_Exercise objective_
Scan the entries below and extract each line with the word "text" in it.

***** Source material *****

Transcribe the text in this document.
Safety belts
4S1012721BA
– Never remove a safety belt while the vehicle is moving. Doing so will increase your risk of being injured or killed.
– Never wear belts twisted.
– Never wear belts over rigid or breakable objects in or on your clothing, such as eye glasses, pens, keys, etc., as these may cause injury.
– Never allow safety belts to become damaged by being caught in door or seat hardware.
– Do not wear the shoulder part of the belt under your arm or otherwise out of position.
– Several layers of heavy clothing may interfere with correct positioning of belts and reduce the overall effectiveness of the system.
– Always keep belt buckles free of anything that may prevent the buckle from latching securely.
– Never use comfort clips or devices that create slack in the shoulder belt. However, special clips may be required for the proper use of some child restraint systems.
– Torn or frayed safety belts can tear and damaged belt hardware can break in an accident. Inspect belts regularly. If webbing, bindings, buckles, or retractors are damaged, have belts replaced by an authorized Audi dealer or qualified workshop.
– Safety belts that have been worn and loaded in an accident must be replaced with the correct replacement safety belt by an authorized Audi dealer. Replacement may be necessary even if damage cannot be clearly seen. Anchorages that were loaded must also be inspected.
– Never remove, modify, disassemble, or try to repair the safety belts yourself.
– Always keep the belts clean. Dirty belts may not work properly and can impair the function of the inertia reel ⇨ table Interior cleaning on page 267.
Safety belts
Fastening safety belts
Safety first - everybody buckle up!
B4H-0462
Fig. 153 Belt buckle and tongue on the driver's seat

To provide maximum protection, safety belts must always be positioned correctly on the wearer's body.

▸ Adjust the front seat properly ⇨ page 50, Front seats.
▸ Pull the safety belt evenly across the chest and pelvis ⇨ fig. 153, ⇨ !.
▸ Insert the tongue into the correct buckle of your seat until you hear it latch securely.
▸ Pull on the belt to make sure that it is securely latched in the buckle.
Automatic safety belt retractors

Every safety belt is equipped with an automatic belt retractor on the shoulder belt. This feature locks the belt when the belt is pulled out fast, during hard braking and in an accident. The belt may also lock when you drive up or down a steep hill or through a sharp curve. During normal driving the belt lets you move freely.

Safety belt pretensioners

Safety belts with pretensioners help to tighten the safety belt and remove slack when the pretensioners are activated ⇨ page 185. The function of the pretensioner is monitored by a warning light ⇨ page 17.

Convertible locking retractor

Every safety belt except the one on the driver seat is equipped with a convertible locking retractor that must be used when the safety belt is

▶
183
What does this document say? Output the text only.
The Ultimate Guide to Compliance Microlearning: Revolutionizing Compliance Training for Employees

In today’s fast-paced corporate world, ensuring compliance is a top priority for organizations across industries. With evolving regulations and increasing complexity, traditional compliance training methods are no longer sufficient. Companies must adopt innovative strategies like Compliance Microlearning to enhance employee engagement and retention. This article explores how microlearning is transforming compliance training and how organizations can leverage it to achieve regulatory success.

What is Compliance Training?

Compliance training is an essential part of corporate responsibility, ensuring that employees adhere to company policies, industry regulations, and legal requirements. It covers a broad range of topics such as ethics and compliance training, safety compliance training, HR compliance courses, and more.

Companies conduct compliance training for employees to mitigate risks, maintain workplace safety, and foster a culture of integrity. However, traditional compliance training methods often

*****

_Right answer_
Transcribe the text in this document.
What does this document say? Output the text only.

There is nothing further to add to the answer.